[Data entries for graphics]
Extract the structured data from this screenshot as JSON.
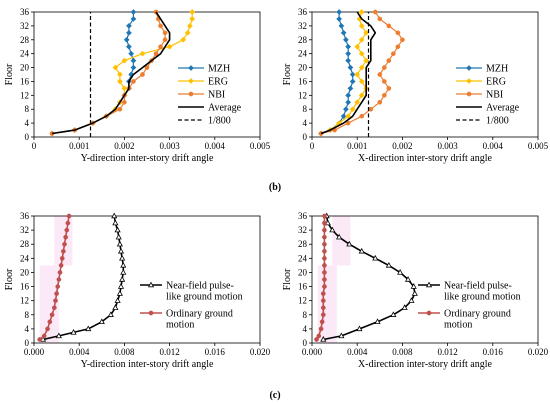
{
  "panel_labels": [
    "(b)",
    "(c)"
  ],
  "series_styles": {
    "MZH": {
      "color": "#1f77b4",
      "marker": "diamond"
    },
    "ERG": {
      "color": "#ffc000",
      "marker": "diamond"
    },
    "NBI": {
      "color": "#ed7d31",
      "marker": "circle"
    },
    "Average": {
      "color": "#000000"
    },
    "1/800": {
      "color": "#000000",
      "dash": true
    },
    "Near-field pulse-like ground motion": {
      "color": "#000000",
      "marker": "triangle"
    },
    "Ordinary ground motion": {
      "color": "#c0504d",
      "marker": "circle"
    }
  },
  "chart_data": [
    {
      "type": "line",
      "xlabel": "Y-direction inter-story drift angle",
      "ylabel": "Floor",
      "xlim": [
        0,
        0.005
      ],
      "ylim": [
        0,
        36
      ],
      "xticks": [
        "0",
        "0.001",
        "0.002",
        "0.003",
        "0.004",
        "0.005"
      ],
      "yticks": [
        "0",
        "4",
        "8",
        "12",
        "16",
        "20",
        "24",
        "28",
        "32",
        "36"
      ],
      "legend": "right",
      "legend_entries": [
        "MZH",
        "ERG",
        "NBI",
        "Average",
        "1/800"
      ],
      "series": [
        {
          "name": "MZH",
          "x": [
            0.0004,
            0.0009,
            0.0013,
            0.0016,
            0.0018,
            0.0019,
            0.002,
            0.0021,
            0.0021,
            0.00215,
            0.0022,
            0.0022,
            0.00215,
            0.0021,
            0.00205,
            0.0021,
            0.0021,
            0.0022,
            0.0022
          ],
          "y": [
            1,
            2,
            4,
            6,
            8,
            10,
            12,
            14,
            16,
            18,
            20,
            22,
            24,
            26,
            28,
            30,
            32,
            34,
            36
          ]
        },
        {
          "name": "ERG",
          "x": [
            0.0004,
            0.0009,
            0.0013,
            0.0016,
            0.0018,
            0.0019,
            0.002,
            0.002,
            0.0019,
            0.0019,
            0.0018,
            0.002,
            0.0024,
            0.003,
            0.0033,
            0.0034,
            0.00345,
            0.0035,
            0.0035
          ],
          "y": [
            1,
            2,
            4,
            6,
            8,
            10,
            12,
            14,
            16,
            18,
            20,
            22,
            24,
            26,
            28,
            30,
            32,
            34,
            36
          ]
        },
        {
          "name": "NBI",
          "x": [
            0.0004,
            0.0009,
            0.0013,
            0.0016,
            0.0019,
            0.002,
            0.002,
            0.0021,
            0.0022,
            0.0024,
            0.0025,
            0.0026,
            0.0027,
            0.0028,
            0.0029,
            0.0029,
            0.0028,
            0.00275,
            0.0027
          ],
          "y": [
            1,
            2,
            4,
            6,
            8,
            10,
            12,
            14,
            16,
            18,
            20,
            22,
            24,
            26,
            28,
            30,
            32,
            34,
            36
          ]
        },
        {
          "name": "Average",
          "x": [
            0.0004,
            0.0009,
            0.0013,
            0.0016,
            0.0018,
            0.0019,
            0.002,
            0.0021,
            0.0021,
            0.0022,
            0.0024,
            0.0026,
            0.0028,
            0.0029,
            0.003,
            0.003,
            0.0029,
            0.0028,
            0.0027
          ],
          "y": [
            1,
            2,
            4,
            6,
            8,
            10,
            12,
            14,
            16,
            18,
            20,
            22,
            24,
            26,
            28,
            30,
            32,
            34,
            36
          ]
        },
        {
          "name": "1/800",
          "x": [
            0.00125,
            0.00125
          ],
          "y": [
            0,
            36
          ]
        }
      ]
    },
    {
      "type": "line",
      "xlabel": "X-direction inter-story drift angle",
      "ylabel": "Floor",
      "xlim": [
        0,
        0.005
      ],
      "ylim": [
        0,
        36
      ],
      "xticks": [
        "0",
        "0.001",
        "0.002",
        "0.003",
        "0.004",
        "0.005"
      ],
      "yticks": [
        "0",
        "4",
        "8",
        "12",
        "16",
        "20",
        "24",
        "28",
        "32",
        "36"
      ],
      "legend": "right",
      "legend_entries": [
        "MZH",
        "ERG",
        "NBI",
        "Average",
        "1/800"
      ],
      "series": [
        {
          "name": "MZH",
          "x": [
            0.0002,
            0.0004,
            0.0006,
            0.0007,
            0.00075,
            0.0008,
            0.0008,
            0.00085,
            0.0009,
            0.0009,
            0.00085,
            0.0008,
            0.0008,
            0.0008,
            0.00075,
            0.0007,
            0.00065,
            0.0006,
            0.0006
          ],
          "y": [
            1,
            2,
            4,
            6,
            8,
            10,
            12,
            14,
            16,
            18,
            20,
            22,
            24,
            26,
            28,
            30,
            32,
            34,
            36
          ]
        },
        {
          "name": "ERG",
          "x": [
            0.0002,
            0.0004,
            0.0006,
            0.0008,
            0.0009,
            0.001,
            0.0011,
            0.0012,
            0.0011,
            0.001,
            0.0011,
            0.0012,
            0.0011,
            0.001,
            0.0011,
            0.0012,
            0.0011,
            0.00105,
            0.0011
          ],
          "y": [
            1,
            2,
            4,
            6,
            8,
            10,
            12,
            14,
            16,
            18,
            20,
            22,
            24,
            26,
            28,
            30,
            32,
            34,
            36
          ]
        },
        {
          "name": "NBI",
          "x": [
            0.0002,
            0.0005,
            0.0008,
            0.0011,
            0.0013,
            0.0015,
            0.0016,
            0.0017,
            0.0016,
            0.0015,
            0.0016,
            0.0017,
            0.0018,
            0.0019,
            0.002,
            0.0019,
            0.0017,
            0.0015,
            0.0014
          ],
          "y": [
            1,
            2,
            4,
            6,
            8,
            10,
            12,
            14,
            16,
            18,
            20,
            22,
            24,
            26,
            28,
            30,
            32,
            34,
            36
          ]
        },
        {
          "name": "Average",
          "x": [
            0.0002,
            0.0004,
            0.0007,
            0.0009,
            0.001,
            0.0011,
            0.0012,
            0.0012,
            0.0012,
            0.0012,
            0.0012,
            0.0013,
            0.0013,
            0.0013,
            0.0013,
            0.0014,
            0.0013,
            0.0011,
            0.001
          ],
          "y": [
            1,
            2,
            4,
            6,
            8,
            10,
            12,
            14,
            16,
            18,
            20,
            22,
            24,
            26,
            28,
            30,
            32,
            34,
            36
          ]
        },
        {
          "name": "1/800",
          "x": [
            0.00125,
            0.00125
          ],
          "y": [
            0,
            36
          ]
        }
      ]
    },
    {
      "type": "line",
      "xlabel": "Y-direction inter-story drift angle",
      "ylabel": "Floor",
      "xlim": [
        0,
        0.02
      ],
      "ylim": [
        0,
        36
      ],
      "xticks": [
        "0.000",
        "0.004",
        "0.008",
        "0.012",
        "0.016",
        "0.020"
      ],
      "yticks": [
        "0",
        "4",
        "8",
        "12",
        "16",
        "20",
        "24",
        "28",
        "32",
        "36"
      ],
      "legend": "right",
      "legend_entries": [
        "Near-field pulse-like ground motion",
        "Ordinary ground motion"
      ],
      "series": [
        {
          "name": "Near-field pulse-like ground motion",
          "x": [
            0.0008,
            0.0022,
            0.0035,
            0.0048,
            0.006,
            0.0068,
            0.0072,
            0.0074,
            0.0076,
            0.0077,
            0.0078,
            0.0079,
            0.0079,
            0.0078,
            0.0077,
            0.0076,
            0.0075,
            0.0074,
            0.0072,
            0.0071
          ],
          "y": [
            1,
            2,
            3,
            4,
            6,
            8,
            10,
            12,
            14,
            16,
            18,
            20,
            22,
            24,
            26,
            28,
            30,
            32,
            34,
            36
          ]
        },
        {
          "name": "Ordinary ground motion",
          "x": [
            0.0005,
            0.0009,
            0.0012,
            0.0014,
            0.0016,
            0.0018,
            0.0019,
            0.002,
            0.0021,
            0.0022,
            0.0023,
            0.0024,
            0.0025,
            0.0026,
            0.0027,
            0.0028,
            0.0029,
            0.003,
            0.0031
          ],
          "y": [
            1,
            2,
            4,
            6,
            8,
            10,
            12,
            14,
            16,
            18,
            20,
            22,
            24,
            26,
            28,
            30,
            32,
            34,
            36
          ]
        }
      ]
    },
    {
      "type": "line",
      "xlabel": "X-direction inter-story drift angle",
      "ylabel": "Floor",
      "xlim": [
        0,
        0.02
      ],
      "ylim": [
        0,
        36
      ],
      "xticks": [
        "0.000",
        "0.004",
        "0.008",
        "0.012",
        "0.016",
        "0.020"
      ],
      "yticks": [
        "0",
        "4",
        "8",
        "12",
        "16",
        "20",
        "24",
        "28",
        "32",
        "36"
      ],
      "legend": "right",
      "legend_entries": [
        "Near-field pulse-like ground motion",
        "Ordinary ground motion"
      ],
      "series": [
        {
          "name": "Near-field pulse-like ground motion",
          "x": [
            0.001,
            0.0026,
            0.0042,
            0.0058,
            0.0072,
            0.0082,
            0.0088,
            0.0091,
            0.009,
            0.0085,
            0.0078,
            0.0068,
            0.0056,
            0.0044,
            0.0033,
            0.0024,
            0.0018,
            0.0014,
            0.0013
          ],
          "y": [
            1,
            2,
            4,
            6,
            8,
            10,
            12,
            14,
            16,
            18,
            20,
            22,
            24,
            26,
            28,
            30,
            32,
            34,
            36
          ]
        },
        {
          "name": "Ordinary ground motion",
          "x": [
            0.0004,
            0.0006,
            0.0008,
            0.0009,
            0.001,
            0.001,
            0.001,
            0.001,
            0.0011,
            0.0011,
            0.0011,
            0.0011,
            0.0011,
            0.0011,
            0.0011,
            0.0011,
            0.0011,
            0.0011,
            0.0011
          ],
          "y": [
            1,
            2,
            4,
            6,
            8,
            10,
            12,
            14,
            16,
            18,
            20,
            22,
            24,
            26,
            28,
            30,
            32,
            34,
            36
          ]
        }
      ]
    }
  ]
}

---

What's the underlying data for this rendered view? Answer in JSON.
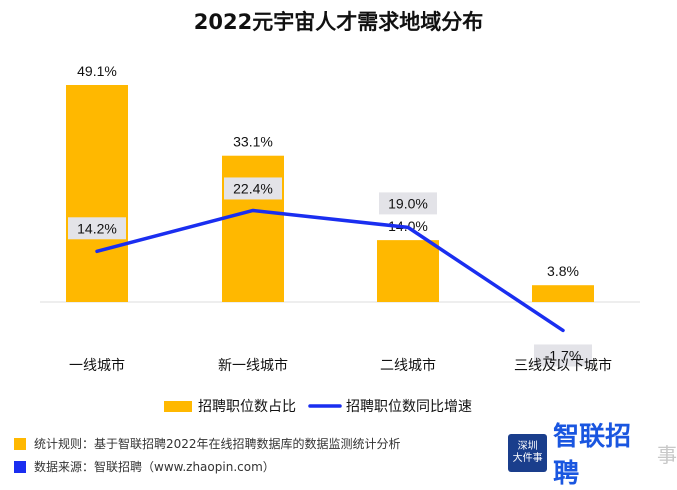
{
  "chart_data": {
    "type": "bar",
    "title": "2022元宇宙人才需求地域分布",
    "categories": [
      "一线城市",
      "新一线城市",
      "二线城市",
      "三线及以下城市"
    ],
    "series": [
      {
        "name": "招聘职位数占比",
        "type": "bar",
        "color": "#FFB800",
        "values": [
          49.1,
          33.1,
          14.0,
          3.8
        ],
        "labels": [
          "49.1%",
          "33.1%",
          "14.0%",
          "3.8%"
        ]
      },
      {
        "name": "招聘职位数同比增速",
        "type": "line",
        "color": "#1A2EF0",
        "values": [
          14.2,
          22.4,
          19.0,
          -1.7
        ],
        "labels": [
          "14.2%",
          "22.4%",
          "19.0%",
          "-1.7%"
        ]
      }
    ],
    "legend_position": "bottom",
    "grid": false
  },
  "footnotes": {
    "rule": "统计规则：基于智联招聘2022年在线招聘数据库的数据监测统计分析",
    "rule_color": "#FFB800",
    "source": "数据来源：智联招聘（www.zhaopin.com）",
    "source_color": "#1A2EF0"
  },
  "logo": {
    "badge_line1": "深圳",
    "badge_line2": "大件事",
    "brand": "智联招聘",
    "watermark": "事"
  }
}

* * *

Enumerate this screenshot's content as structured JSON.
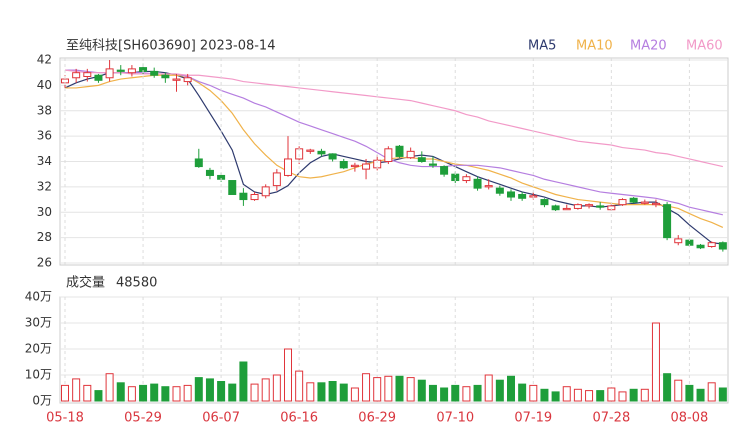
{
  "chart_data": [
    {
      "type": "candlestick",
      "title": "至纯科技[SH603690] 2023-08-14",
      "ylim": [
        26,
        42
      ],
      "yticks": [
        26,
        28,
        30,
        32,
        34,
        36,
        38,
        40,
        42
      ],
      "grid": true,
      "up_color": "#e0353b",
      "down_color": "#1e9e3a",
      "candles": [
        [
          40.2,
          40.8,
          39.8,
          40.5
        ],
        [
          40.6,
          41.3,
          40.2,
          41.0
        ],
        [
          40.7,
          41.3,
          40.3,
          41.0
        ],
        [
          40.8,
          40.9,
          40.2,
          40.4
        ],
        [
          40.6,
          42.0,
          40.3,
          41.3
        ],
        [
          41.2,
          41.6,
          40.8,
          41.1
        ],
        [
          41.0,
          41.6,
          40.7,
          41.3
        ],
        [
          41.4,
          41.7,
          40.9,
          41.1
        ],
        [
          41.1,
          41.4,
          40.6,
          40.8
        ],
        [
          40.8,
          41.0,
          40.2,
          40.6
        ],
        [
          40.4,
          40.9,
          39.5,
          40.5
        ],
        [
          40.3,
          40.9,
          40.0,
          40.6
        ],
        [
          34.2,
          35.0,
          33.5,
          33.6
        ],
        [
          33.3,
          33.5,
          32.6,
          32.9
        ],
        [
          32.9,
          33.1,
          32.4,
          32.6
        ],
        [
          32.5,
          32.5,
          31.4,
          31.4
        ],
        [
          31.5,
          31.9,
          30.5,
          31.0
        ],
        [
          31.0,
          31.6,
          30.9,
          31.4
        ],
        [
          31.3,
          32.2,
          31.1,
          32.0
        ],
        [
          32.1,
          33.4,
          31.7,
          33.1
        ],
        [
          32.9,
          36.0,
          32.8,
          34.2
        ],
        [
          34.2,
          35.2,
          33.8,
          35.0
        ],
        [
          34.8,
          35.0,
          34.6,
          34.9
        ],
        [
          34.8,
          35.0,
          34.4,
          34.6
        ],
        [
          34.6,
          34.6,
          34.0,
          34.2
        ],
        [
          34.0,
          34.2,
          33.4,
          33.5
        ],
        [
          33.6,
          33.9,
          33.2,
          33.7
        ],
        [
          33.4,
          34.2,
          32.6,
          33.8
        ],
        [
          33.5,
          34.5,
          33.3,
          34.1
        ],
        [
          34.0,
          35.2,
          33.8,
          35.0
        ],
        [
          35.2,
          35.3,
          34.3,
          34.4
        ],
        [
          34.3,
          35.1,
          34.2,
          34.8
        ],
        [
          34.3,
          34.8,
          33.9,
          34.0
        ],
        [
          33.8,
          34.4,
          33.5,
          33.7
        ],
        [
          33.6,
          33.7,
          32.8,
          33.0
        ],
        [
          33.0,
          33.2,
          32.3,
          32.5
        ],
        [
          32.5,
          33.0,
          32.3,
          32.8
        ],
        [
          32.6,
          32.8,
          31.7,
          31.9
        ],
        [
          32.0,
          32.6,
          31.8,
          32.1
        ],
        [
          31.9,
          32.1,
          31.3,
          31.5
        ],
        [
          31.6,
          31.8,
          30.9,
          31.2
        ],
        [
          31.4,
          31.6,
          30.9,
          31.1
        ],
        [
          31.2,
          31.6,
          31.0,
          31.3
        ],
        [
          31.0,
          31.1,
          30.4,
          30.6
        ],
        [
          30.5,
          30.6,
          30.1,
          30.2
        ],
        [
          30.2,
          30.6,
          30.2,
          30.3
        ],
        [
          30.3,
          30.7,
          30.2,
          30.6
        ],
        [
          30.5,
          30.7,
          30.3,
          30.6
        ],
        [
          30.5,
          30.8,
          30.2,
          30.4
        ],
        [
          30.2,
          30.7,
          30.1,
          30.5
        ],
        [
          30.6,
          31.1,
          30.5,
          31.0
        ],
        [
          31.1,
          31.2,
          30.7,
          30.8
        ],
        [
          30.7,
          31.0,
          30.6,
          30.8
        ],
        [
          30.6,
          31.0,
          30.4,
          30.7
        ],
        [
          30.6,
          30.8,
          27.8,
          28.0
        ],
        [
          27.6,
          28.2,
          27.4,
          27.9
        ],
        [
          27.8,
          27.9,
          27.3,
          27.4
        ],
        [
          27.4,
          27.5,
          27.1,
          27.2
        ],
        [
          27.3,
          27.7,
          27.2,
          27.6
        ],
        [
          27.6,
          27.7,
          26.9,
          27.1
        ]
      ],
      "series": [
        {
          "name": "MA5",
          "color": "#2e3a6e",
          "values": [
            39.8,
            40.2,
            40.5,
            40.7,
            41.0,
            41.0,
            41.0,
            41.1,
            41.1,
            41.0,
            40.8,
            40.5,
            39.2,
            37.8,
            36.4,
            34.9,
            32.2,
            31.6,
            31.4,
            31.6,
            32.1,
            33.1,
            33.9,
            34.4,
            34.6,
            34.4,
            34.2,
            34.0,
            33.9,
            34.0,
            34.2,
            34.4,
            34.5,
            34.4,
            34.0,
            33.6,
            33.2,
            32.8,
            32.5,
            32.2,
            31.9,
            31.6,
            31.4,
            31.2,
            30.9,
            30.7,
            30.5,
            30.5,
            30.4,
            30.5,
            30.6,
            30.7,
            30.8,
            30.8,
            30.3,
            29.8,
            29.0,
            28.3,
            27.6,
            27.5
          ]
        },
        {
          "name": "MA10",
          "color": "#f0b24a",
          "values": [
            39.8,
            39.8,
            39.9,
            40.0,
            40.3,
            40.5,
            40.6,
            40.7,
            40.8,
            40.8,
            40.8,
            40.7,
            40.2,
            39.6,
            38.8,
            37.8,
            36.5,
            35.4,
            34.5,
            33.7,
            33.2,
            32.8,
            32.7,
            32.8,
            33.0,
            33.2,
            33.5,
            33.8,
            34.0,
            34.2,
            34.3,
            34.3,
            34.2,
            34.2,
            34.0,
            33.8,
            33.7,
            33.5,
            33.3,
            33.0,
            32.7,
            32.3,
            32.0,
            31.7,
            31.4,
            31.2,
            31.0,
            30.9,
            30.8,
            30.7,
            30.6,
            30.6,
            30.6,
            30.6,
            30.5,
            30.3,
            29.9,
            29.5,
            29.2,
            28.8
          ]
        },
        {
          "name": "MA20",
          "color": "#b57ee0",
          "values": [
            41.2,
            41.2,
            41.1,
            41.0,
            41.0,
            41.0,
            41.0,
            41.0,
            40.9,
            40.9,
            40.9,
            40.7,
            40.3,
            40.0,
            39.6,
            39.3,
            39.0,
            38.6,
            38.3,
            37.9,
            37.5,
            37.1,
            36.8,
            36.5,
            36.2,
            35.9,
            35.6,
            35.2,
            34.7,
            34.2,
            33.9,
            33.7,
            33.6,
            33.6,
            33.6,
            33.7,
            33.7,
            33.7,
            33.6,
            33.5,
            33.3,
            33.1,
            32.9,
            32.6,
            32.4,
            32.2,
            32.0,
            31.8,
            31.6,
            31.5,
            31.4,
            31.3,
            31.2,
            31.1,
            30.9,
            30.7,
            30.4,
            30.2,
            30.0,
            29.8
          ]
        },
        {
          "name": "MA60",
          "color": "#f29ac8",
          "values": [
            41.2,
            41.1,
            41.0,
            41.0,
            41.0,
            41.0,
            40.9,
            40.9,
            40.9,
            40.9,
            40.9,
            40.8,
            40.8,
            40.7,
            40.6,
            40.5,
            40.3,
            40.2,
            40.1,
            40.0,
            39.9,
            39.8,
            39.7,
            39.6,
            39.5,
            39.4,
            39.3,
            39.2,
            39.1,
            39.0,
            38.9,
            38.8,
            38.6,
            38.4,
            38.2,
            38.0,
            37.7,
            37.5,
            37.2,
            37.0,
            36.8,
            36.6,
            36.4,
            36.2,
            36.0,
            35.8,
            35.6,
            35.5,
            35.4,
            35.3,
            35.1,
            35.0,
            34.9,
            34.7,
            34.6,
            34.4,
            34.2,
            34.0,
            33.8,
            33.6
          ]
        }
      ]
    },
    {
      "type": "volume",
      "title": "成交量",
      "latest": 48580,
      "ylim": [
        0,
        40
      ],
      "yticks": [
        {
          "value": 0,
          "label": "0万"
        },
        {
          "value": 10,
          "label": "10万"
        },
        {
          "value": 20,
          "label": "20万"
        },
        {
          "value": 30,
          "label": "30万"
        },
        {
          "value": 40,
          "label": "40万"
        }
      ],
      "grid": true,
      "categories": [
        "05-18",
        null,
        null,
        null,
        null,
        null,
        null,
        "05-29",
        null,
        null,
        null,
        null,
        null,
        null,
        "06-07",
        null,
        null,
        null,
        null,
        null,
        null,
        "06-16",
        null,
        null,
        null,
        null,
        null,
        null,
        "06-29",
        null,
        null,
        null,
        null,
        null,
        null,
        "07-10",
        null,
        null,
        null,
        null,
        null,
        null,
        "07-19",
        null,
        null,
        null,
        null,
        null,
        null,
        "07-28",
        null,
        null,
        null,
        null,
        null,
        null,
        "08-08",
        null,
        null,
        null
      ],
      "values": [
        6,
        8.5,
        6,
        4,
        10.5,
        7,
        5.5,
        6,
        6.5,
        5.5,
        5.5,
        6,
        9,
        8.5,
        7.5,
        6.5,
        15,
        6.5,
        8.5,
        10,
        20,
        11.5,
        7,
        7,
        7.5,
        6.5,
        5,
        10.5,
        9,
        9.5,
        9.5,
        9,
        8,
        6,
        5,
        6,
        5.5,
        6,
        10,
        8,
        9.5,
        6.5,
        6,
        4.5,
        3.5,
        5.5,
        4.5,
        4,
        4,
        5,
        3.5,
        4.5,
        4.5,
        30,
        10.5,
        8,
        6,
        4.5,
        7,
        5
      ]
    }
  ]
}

**WHAT IS EXPECTED**
Going through the entries above, tally each line that has the word "structured". Answer with the number only.

**SOLUTION FOR THIS EXERCISE**
2